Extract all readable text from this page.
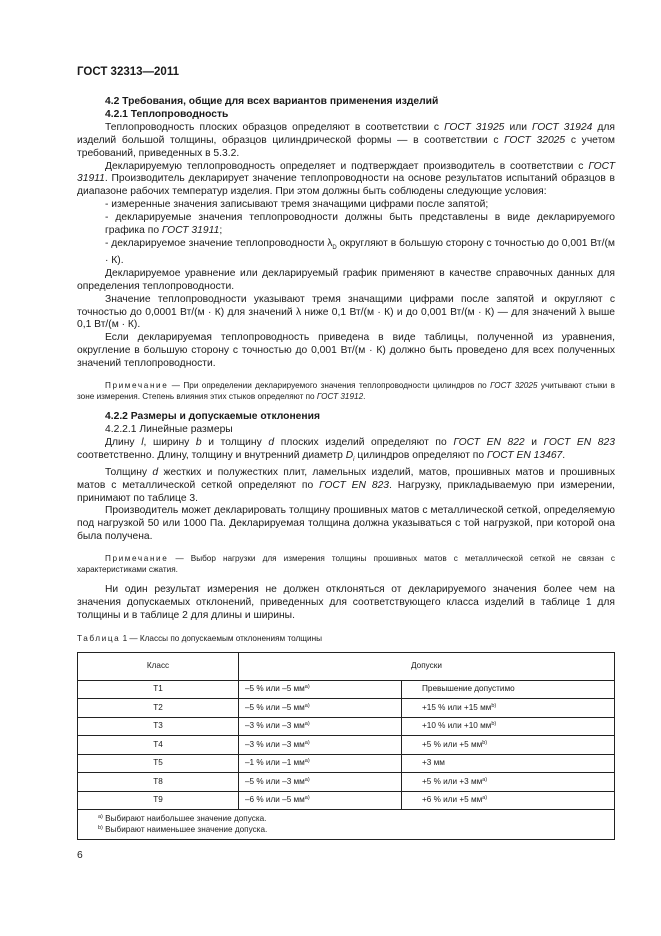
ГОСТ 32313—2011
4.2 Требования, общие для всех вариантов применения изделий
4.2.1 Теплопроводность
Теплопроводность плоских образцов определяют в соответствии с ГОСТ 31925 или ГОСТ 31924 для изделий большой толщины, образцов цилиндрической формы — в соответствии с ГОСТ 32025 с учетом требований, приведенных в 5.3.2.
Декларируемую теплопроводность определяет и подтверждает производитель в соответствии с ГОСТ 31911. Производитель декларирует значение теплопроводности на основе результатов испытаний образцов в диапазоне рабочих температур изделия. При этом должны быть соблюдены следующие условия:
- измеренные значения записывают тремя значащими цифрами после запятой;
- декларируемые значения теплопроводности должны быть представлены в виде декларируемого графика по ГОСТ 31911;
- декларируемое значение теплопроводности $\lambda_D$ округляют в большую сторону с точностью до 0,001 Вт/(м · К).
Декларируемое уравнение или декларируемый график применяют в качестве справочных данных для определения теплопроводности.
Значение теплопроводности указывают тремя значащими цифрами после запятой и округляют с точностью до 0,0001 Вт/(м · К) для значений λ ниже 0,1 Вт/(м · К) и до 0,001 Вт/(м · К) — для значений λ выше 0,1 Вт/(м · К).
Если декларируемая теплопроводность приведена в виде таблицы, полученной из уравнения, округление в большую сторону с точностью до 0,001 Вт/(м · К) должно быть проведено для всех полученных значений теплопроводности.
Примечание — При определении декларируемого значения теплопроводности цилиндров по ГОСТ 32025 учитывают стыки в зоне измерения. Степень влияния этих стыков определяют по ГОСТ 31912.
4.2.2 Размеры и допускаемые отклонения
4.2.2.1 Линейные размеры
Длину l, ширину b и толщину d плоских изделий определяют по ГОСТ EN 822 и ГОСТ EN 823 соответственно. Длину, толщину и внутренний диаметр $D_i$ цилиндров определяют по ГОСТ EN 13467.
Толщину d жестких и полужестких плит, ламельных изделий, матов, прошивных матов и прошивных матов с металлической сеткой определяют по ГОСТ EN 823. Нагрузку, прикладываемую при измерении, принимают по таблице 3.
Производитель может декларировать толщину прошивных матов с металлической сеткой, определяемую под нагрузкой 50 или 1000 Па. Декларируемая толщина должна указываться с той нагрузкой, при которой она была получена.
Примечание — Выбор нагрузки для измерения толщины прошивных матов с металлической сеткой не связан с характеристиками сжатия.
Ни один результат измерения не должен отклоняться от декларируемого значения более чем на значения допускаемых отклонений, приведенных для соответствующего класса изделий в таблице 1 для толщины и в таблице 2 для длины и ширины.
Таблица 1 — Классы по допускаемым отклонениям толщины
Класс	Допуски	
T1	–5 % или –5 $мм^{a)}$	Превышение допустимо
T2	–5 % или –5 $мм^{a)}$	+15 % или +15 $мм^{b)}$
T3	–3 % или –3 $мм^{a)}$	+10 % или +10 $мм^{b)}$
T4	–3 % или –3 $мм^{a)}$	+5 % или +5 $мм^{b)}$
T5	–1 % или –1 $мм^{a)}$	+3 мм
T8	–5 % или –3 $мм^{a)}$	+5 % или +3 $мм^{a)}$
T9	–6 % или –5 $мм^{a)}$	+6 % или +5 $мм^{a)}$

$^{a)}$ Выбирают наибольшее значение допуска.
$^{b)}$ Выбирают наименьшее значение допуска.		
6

* * *

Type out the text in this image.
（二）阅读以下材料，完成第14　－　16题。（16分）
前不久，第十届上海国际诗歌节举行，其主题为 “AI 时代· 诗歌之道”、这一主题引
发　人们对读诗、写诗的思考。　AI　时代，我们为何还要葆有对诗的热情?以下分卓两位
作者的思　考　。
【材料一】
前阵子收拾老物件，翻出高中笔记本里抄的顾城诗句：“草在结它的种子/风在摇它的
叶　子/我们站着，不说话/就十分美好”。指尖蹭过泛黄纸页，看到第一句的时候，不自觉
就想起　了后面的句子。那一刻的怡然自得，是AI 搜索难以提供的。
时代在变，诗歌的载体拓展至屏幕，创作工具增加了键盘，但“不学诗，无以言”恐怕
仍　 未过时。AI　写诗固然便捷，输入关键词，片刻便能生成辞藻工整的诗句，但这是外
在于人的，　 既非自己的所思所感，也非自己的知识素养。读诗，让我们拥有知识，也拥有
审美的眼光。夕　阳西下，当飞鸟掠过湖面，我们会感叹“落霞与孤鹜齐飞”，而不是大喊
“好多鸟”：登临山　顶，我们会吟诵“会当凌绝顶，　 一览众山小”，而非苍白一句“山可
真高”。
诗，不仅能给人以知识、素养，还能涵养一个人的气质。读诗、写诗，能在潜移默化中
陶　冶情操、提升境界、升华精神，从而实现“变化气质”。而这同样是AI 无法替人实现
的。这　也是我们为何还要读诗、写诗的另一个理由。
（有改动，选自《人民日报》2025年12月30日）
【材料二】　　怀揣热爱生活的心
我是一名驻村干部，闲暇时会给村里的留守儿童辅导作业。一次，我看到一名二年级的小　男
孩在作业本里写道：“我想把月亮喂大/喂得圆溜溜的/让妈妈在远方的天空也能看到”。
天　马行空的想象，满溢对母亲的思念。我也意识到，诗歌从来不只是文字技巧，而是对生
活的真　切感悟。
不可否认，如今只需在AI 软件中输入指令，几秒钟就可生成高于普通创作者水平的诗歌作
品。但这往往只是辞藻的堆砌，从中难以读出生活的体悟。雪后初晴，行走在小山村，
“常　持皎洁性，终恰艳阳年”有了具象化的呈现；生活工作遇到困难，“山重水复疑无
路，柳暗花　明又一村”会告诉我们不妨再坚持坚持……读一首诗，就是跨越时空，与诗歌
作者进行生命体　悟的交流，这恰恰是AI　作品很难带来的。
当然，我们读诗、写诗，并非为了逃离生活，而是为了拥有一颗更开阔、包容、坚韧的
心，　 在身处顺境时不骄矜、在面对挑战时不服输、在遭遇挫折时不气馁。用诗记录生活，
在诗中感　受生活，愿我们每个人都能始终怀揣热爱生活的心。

* * *

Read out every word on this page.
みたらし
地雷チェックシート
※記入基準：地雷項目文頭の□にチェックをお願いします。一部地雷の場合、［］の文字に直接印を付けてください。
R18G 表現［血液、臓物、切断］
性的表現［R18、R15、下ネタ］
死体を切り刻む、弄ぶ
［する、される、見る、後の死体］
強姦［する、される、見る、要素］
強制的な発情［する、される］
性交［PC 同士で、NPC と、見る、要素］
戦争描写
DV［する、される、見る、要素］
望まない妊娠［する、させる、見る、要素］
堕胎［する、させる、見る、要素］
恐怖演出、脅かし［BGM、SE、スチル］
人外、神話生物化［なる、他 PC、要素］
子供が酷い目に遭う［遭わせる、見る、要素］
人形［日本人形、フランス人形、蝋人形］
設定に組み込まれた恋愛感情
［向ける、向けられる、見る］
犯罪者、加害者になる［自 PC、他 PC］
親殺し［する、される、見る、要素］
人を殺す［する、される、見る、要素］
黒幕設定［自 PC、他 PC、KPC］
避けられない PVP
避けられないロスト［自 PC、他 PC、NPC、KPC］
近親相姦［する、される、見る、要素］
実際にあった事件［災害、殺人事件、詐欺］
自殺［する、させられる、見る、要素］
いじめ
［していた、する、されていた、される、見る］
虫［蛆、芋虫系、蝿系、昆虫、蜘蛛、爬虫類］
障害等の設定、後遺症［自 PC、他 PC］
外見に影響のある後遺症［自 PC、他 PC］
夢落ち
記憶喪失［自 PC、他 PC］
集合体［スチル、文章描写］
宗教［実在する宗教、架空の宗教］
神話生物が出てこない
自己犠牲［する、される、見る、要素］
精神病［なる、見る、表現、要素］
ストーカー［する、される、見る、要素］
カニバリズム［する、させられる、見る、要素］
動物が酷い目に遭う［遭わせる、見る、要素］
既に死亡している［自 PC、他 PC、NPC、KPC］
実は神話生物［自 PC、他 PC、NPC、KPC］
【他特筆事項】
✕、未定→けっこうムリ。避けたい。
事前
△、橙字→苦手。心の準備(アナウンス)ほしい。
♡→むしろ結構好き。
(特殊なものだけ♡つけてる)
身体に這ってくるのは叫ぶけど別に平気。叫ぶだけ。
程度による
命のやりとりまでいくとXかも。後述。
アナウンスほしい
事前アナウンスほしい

[Written exercise] Copy each line containing the word "Выбирают" from the data.

[Task result]
$^{a)}$ Выбирают наибольшее значение допуска.
$^{b)}$ Выбирают наименьшее значение допуска.		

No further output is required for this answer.